[Figure dataset records]
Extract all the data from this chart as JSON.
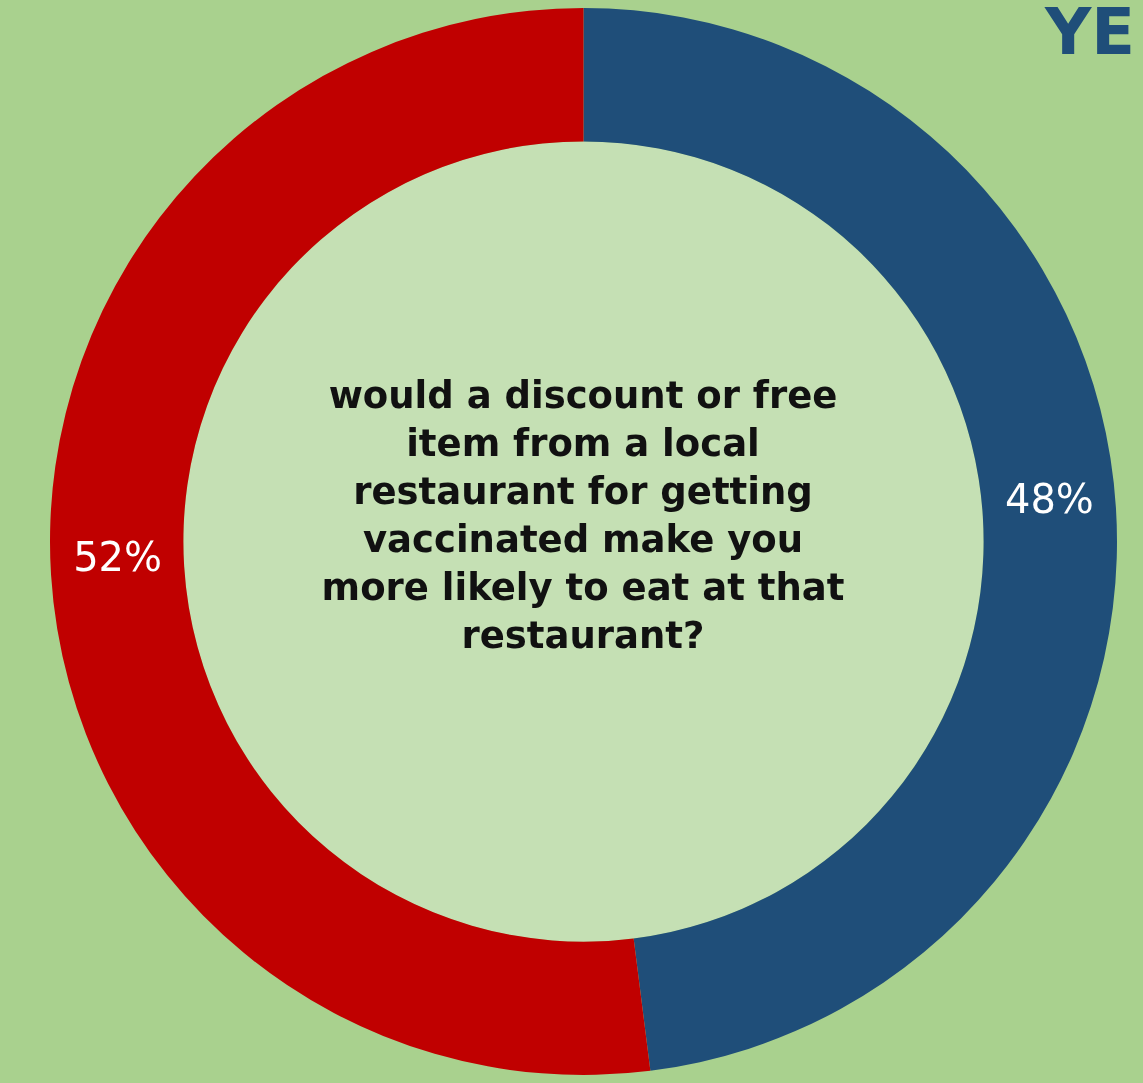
{
  "chart_data": {
    "type": "donut",
    "title": "would a discount or free item from a local restaurant for getting vaccinated make you more likely to eat at that restaurant?",
    "categories": [
      null,
      null
    ],
    "values": [
      48,
      52
    ],
    "colors": [
      "#1f4e79",
      "#c00000"
    ],
    "value_labels": [
      "48%",
      "52%"
    ],
    "annotations": [
      "YE"
    ]
  }
}
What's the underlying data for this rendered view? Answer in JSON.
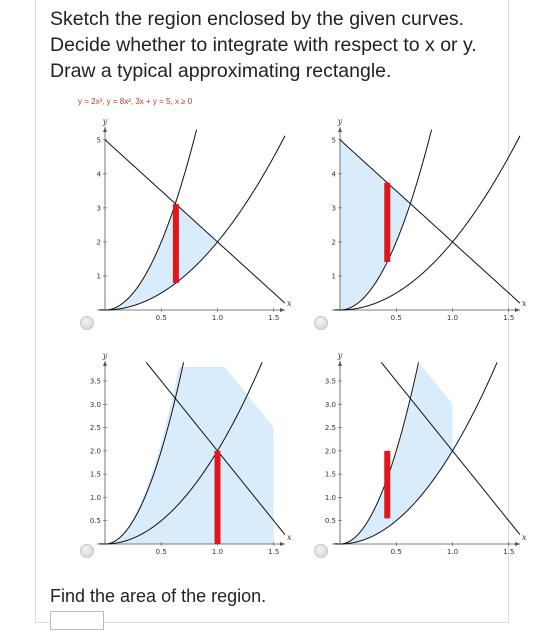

_Problem description_:
Omitting all images, retype each line of the records precisely.

_Written solution_:
Extract all the data from this chart as JSON.
{
  "chart_data": {
    "type": "donut",
    "title": "would a discount or free item from a local restaurant for getting vaccinated make you more likely to eat at that restaurant?",
    "categories": [
      null,
      null
    ],
    "values": [
      48,
      52
    ],
    "colors": [
      "#1f4e79",
      "#c00000"
    ],
    "value_labels": [
      "48%",
      "52%"
    ],
    "annotations": [
      "YE"
    ]
  }
}
What's the underlying data for this rendered view? Answer in JSON.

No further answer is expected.